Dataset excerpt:
───
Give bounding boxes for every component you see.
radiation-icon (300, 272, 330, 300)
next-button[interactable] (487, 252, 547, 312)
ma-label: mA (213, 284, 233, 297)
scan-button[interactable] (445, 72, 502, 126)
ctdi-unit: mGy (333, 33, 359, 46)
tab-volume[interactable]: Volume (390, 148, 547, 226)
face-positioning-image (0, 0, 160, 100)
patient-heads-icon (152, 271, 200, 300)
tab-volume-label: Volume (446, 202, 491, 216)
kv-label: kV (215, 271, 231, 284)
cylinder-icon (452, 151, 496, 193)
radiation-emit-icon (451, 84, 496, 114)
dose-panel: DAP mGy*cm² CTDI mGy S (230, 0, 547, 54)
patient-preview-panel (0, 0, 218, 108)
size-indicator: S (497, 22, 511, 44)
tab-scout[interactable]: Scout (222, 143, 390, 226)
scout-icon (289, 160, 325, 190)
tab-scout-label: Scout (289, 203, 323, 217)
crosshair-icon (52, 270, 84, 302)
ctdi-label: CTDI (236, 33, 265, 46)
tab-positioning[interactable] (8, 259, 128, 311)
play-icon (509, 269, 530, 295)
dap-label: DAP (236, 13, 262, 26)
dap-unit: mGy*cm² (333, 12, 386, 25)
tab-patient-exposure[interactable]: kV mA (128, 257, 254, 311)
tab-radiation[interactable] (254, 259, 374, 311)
───
**Direction:** Please tally the lines of the material above that contain the string "icon", treating case as significant, and give only the number.

**Task response:** 7